(Document structure recognition data)
▶

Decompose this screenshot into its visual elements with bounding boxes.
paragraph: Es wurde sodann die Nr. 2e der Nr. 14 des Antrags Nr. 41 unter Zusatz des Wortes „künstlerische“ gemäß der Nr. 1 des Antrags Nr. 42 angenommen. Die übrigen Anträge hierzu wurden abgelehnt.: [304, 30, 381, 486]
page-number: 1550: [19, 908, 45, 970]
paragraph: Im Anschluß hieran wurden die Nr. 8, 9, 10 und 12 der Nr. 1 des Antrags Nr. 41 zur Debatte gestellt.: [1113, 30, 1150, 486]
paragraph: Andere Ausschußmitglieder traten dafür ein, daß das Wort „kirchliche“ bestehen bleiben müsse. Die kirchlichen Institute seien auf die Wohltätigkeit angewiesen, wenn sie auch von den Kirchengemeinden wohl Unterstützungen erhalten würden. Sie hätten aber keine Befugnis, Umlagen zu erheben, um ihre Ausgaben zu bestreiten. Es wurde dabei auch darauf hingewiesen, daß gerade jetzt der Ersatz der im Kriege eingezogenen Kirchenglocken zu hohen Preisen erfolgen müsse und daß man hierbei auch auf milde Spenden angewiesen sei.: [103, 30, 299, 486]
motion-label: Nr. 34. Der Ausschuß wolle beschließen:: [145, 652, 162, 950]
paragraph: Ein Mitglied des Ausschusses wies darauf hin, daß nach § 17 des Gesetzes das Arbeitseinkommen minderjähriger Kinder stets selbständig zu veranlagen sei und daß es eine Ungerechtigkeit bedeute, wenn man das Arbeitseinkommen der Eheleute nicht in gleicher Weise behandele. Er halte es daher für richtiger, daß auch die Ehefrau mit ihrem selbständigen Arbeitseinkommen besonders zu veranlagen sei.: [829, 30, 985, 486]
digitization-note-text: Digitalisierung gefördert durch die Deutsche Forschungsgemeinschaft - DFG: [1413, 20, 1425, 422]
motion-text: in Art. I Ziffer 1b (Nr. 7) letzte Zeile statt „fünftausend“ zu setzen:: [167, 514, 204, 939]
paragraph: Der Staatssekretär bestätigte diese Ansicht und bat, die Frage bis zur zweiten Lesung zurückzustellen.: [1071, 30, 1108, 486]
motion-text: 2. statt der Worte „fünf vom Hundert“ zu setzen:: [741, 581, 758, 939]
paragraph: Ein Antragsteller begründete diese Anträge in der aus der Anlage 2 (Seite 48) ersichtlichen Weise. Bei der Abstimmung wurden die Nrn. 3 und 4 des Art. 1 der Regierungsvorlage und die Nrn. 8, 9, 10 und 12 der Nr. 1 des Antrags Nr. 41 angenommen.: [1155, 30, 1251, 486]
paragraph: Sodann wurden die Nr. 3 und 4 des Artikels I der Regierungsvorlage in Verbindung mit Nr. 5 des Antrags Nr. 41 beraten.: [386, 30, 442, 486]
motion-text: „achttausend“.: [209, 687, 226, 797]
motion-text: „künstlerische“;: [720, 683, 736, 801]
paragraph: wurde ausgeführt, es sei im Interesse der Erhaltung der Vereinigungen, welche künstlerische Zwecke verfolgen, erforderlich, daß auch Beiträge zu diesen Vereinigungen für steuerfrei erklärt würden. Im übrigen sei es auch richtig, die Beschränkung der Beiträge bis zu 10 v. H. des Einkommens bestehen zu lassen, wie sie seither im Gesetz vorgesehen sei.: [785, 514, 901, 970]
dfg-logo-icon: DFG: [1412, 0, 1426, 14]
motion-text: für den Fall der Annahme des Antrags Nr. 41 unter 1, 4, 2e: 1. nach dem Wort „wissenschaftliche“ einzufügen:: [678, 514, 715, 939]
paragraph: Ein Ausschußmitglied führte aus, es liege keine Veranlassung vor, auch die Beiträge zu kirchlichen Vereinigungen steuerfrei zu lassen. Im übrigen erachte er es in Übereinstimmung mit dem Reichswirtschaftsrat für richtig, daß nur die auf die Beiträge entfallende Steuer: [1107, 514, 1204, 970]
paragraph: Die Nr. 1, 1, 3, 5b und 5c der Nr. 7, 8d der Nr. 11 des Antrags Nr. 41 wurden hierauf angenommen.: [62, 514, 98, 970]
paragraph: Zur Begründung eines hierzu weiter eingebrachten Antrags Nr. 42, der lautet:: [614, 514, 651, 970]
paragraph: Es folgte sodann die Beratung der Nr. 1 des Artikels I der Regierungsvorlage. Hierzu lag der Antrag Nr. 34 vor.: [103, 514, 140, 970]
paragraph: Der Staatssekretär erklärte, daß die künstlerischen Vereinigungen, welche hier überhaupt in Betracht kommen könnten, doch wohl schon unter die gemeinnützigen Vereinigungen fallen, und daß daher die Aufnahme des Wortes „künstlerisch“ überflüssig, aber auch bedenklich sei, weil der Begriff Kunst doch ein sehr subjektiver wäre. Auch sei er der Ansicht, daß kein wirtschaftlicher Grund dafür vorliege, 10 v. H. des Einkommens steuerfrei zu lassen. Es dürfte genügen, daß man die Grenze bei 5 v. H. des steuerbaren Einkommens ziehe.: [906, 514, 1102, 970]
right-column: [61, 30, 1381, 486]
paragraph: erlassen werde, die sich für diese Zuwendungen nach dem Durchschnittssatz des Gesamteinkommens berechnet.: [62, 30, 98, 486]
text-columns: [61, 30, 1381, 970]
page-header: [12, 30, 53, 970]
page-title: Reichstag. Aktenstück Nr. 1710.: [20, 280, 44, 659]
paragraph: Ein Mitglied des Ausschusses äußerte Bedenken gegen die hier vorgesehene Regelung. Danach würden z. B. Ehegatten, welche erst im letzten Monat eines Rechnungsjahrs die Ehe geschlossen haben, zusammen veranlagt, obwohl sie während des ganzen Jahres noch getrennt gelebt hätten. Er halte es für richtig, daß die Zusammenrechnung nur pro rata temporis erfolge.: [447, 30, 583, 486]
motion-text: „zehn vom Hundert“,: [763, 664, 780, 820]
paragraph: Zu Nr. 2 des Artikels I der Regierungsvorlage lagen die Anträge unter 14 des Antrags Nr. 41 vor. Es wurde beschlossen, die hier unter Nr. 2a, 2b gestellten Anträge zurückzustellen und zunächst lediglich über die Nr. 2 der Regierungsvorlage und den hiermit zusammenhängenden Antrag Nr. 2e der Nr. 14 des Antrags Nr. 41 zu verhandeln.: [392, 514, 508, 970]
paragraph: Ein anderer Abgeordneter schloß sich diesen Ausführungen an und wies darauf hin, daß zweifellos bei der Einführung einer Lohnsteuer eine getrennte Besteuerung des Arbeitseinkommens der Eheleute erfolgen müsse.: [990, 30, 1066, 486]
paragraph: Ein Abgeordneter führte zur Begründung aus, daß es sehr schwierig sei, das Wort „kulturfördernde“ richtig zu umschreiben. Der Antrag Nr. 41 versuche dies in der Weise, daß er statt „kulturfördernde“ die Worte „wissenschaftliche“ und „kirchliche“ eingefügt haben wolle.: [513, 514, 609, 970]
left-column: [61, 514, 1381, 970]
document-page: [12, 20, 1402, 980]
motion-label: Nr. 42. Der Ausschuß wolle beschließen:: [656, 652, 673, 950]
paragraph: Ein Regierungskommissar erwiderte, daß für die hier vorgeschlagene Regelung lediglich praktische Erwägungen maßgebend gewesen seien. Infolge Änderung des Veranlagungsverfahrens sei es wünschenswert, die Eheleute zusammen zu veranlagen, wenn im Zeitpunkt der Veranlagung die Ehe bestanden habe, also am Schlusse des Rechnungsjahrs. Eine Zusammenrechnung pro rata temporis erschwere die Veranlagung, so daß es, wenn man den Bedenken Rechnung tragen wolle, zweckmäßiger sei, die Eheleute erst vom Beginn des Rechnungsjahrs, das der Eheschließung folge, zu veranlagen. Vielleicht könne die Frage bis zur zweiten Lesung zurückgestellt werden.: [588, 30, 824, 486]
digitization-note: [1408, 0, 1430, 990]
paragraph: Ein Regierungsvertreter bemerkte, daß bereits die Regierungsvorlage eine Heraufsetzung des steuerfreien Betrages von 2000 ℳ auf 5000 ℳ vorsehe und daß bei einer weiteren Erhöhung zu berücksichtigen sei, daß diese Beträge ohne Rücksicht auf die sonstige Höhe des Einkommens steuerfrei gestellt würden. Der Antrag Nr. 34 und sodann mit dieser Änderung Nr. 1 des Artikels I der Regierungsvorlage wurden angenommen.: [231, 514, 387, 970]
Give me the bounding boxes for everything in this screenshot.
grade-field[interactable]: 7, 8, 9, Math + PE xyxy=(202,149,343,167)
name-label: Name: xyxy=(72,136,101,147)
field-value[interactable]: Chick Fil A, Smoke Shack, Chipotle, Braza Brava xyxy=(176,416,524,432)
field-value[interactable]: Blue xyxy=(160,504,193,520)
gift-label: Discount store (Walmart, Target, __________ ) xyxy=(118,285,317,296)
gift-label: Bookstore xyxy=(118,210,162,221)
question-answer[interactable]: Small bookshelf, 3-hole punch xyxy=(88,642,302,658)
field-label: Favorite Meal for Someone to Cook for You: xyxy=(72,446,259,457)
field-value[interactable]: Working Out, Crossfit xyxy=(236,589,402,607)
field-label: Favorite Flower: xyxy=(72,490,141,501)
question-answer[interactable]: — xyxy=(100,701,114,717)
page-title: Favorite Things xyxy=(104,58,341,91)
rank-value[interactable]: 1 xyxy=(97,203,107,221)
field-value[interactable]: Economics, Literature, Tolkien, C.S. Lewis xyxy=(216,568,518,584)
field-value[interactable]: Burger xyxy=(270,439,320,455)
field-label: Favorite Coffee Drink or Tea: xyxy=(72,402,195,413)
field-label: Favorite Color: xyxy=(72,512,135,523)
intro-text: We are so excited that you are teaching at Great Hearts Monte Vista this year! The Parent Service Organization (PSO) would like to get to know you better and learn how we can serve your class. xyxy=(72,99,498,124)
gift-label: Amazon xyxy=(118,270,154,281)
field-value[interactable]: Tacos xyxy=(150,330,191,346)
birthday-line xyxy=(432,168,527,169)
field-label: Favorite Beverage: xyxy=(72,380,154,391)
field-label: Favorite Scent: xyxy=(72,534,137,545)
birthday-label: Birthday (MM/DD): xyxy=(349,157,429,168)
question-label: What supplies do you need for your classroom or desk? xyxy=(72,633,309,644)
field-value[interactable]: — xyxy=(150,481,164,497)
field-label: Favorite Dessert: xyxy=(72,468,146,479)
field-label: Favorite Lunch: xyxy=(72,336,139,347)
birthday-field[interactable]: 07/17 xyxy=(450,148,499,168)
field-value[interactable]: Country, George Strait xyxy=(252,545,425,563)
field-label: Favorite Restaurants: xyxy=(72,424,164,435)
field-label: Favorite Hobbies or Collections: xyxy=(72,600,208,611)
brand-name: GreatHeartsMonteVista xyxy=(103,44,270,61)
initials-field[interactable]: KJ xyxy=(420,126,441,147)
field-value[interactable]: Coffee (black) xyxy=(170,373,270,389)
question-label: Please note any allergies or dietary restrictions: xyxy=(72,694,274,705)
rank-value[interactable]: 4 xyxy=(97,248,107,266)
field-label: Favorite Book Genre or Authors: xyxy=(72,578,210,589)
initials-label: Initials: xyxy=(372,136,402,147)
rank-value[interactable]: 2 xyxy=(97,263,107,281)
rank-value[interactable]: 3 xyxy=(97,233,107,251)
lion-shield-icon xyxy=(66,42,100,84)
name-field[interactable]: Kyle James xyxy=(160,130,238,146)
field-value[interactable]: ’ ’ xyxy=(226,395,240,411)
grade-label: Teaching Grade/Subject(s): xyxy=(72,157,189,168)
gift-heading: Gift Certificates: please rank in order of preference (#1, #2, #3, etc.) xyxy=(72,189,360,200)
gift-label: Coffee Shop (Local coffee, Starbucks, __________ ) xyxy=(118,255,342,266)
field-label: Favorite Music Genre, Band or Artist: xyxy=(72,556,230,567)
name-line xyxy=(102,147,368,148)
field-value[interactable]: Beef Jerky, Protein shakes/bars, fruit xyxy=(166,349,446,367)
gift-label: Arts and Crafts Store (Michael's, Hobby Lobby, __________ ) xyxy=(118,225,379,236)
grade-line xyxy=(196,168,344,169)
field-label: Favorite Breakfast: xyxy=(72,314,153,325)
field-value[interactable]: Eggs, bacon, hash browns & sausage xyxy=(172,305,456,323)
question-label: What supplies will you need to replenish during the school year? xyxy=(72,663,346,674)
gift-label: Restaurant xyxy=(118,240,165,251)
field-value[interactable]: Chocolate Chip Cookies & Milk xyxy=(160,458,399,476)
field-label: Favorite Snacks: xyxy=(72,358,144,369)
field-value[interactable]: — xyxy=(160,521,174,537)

◀

Tell how many lines in the data above hold "name". Nothing but the number.

Finished exercise: 4